*** SOURCE PASSAGE ***

Feds: Texas Hispanics May Not Hear Health Reform Message
Updated, 10:58 a.m.:
The U.S. Department of Health and Human Services will provide $9.9 million for community health centers in the state to educate Texans about health care options under the Affordable Care Act.
The money, which will be distributed to 66 clinics, will be used to hire nearly 200 workers, who will help inform Texans about the federal health exchange — which goes live Oct. 1 — and any other insurance options they may have.
The grants are part of a national project in which each community health center in each state will receive outreach funds, the department announced Wednesday morning in a media conference call. The centers can access the funds immediately, though the workers likely won’t be fully trained until sometime in August, said Mary Wakefield, an administrator of the Health Resources and Services Administration.
In total, the centers indicated they intend to help about 370,000 Texans obtain health insurance before January. The Affordable Care Act requires all citizens to have insurance by then or pay a fine.
Reporter Shefali Luthra in Austin contributed to this report.
Original story:
WASHINGTON – Texans, and in particular the state’s Hispanic population, might remain in the dark on the benefits of the new federal health care law because outreach efforts are largely focusing on the 24 states participating in the Medicaid expansion and state-based insurance exchanges, officials with the Centers for Medicare and Medicaid Services said on Monday.

*** End of SOURCE PASSAGE ***
*** RECORD SET ***

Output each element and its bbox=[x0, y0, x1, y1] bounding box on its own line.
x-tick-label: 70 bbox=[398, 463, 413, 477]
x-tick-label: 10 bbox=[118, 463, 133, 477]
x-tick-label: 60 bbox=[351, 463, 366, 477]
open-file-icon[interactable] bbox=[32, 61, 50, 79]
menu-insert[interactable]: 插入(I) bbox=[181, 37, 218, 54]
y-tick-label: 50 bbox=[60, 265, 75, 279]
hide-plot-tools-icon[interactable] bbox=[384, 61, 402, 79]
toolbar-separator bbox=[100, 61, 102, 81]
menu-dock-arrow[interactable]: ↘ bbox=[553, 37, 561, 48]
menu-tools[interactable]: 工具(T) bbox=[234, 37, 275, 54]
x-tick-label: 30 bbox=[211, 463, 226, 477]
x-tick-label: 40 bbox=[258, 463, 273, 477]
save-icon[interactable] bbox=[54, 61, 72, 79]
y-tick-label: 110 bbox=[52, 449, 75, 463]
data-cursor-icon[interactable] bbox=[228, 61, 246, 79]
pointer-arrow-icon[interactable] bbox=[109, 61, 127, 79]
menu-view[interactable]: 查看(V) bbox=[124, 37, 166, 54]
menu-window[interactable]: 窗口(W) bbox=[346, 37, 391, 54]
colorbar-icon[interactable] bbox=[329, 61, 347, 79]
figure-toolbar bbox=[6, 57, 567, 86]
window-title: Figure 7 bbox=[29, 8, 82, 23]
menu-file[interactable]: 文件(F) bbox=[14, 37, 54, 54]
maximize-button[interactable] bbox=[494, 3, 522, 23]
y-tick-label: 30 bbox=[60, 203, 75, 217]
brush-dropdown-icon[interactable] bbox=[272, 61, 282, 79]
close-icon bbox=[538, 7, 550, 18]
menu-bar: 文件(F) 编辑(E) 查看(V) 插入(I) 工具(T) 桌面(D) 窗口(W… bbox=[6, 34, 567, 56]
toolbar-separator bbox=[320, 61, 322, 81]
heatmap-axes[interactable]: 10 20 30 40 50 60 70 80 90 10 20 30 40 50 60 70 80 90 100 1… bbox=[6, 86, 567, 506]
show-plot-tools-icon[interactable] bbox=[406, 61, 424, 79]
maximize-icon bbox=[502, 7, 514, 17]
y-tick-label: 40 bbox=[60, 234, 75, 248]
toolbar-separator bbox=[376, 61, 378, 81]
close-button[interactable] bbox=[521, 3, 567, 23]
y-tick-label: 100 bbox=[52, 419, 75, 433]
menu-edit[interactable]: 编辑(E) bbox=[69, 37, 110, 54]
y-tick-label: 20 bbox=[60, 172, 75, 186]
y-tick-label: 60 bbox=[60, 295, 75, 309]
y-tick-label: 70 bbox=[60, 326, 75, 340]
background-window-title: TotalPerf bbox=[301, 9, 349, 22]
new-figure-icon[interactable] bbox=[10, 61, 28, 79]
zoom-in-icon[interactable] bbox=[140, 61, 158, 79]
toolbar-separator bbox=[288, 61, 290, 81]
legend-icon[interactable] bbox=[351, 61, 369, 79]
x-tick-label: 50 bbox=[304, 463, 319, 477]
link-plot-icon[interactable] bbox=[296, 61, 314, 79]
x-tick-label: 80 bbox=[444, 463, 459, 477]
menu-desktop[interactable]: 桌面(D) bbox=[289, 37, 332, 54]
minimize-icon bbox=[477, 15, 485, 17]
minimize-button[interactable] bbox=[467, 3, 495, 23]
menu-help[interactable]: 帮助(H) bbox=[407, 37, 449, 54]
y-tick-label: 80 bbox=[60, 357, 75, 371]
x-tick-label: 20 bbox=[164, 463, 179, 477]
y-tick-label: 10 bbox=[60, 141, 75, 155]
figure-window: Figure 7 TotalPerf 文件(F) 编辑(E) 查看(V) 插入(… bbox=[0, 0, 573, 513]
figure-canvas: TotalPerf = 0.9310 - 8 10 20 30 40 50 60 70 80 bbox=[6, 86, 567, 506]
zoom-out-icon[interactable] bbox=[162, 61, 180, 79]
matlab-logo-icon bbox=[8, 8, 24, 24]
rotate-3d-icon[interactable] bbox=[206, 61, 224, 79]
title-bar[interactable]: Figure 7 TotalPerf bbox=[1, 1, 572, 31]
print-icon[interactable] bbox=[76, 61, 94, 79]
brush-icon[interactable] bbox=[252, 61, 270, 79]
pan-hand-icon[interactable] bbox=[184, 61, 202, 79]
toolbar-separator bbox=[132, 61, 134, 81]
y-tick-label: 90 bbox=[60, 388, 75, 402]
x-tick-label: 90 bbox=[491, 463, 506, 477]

*** End of RECORD SET ***

** INSTRUCTIONS **
A - List every government agency named in the news article on health reform outreach in Texas.
B - Continue the news article on health reform outreach in Texas, starting after its last sentence.
The items are not needed for the tasks.

** TASK-BY-TASK ANSWERS **
A -
- U.S. Department of Health and Human Services
- Health Resources and Services Administration
- Centers for Medicare and Medicaid Services

B -
Texas is not among those states; Gov. Rick Perry and Republican leaders have argued federal health reform would eventually bankrupt the state. But Dr. Olveen Carrasquillo, a member of the U.S. Health and Human Services Department’s Advisory Committee on Minority Health, said at a Monday meeting that just because a state like Texas isn’t expanding Medicaid or implementing a state-based health insurance exchange doesn’t mean it should be excluded from federal marketing aimed at Hispanics.
“We can’t pretend all is rosy,” he said. “I don’t think this communication plan is working.”
Two-thirds of Hispanics in the U.S. say they do not have enough information about the health reform law to understand how it will affect them, according to the Kaiser Family Foundation’s Health Tracking Poll. Texas has more Hispanic residents than any state but California, and without the Medicaid expansion, 22 percent of them will remain uninsured, according to the Urban Institute’s American Community Survey.
U.S. Rep. Michael Burgess, R-Lewisville, an opponent of the federal Affordable Care Act, said in a statement that the confusion around the health law isn’t limited to Hispanics.
“I’m sure the Hispanic community is just as confused as the rest of us as to the state of health care reform,” he said. “The Obama administration still has not clarified many of the rules that will govern the new health care system, and the ones they have clarified seem to be continually changing.”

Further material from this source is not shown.